§ **STATED GOAL**
Restate the records below word for word, and omit the images they hold.

§ **DATA FOR THIS TASK**
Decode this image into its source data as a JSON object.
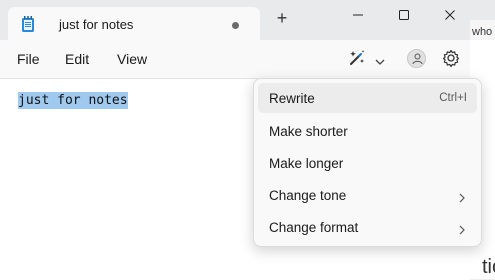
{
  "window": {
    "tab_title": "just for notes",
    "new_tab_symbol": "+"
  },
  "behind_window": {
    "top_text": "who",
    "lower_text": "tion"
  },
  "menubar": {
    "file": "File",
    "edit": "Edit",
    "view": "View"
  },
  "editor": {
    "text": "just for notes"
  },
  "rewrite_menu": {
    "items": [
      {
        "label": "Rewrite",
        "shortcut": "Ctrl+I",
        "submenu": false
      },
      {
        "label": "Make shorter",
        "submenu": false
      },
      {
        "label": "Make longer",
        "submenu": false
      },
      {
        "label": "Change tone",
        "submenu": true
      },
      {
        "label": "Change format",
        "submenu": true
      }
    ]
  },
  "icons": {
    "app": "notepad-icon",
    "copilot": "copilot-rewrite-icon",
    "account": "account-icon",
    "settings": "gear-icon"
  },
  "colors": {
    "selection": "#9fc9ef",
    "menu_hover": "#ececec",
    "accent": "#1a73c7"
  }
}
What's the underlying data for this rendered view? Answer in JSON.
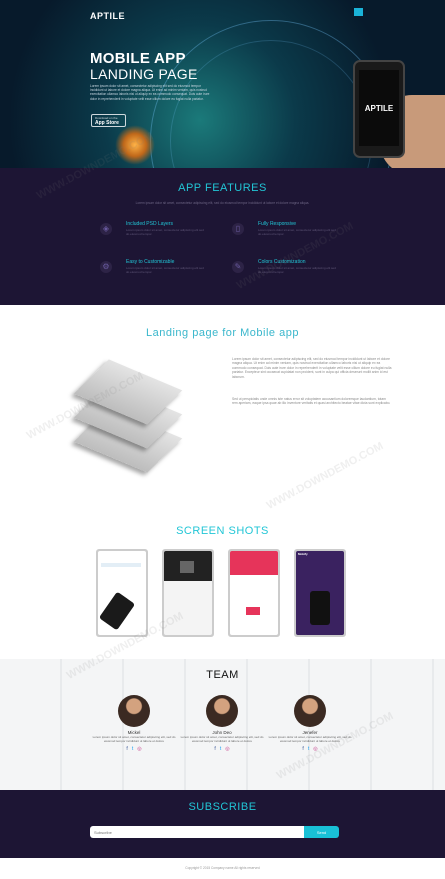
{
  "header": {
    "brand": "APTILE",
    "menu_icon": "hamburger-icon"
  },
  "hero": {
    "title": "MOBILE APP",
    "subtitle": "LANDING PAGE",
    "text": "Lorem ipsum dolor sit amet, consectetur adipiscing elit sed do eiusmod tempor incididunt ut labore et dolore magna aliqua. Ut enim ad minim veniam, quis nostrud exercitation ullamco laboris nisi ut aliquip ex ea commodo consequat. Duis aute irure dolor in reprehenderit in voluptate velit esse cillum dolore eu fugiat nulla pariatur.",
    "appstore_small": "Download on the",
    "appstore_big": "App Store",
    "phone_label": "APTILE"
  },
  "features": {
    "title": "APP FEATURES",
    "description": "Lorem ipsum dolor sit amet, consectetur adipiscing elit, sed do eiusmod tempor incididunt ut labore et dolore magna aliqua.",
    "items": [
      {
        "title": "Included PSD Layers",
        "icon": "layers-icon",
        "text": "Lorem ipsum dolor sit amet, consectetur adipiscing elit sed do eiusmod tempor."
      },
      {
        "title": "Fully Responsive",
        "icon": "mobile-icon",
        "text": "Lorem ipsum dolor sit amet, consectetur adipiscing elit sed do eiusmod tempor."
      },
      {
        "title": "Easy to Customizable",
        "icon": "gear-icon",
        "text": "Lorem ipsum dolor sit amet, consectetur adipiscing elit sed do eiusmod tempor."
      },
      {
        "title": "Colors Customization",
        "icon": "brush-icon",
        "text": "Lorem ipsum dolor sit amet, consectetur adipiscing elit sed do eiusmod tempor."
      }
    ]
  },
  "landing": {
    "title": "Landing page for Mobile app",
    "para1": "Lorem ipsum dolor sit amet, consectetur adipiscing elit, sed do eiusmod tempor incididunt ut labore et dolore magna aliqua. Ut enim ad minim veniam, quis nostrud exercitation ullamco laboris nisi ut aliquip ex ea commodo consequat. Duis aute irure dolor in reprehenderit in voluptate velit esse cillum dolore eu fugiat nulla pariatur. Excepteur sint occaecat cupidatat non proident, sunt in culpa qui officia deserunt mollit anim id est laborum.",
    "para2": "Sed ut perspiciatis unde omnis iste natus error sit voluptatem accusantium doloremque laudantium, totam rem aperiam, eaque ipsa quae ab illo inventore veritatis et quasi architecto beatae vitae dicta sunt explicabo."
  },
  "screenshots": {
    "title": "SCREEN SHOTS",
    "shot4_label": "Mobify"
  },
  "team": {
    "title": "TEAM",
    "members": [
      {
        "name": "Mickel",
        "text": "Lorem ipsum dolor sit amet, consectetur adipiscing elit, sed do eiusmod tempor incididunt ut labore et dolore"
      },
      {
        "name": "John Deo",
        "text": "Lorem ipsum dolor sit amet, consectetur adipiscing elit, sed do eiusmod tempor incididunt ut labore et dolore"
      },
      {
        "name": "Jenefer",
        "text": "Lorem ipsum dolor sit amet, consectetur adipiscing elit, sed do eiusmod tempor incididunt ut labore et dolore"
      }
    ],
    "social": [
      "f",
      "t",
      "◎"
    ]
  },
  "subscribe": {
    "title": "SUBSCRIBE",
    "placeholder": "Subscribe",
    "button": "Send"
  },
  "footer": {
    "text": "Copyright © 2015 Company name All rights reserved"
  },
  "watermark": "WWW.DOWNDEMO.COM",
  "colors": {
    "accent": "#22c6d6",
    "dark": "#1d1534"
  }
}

§ **PROBLEM SOLUTION**
Decode this image into its source data as a JSON object.
{
  "window": {
    "tab_title": "just for notes",
    "new_tab_symbol": "+"
  },
  "behind_window": {
    "top_text": "who",
    "lower_text": "tion"
  },
  "menubar": {
    "file": "File",
    "edit": "Edit",
    "view": "View"
  },
  "editor": {
    "text": "just for notes"
  },
  "rewrite_menu": {
    "items": [
      {
        "label": "Rewrite",
        "shortcut": "Ctrl+I",
        "submenu": false
      },
      {
        "label": "Make shorter",
        "submenu": false
      },
      {
        "label": "Make longer",
        "submenu": false
      },
      {
        "label": "Change tone",
        "submenu": true
      },
      {
        "label": "Change format",
        "submenu": true
      }
    ]
  },
  "icons": {
    "app": "notepad-icon",
    "copilot": "copilot-rewrite-icon",
    "account": "account-icon",
    "settings": "gear-icon"
  },
  "colors": {
    "selection": "#9fc9ef",
    "menu_hover": "#ececec",
    "accent": "#1a73c7"
  }
}
What's the underlying data for this rendered view? Answer in JSON.
{
  "header": {
    "brand": "APTILE",
    "menu_icon": "hamburger-icon"
  },
  "hero": {
    "title": "MOBILE APP",
    "subtitle": "LANDING PAGE",
    "text": "Lorem ipsum dolor sit amet, consectetur adipiscing elit sed do eiusmod tempor incididunt ut labore et dolore magna aliqua. Ut enim ad minim veniam, quis nostrud exercitation ullamco laboris nisi ut aliquip ex ea commodo consequat. Duis aute irure dolor in reprehenderit in voluptate velit esse cillum dolore eu fugiat nulla pariatur.",
    "appstore_small": "Download on the",
    "appstore_big": "App Store",
    "phone_label": "APTILE"
  },
  "features": {
    "title": "APP FEATURES",
    "description": "Lorem ipsum dolor sit amet, consectetur adipiscing elit, sed do eiusmod tempor incididunt ut labore et dolore magna aliqua.",
    "items": [
      {
        "title": "Included PSD Layers",
        "icon": "layers-icon",
        "text": "Lorem ipsum dolor sit amet, consectetur adipiscing elit sed do eiusmod tempor."
      },
      {
        "title": "Fully Responsive",
        "icon": "mobile-icon",
        "text": "Lorem ipsum dolor sit amet, consectetur adipiscing elit sed do eiusmod tempor."
      },
      {
        "title": "Easy to Customizable",
        "icon": "gear-icon",
        "text": "Lorem ipsum dolor sit amet, consectetur adipiscing elit sed do eiusmod tempor."
      },
      {
        "title": "Colors Customization",
        "icon": "brush-icon",
        "text": "Lorem ipsum dolor sit amet, consectetur adipiscing elit sed do eiusmod tempor."
      }
    ]
  },
  "landing": {
    "title": "Landing page for Mobile app",
    "para1": "Lorem ipsum dolor sit amet, consectetur adipiscing elit, sed do eiusmod tempor incididunt ut labore et dolore magna aliqua. Ut enim ad minim veniam, quis nostrud exercitation ullamco laboris nisi ut aliquip ex ea commodo consequat. Duis aute irure dolor in reprehenderit in voluptate velit esse cillum dolore eu fugiat nulla pariatur. Excepteur sint occaecat cupidatat non proident, sunt in culpa qui officia deserunt mollit anim id est laborum.",
    "para2": "Sed ut perspiciatis unde omnis iste natus error sit voluptatem accusantium doloremque laudantium, totam rem aperiam, eaque ipsa quae ab illo inventore veritatis et quasi architecto beatae vitae dicta sunt explicabo."
  },
  "screenshots": {
    "title": "SCREEN SHOTS",
    "shot4_label": "Mobify"
  },
  "team": {
    "title": "TEAM",
    "members": [
      {
        "name": "Mickel",
        "text": "Lorem ipsum dolor sit amet, consectetur adipiscing elit, sed do eiusmod tempor incididunt ut labore et dolore"
      },
      {
        "name": "John Deo",
        "text": "Lorem ipsum dolor sit amet, consectetur adipiscing elit, sed do eiusmod tempor incididunt ut labore et dolore"
      },
      {
        "name": "Jenefer",
        "text": "Lorem ipsum dolor sit amet, consectetur adipiscing elit, sed do eiusmod tempor incididunt ut labore et dolore"
      }
    ],
    "social": [
      "f",
      "t",
      "◎"
    ]
  },
  "subscribe": {
    "title": "SUBSCRIBE",
    "placeholder": "Subscribe",
    "button": "Send"
  },
  "footer": {
    "text": "Copyright © 2015 Company name All rights reserved"
  },
  "watermark": "WWW.DOWNDEMO.COM",
  "colors": {
    "accent": "#22c6d6",
    "dark": "#1d1534"
  }
}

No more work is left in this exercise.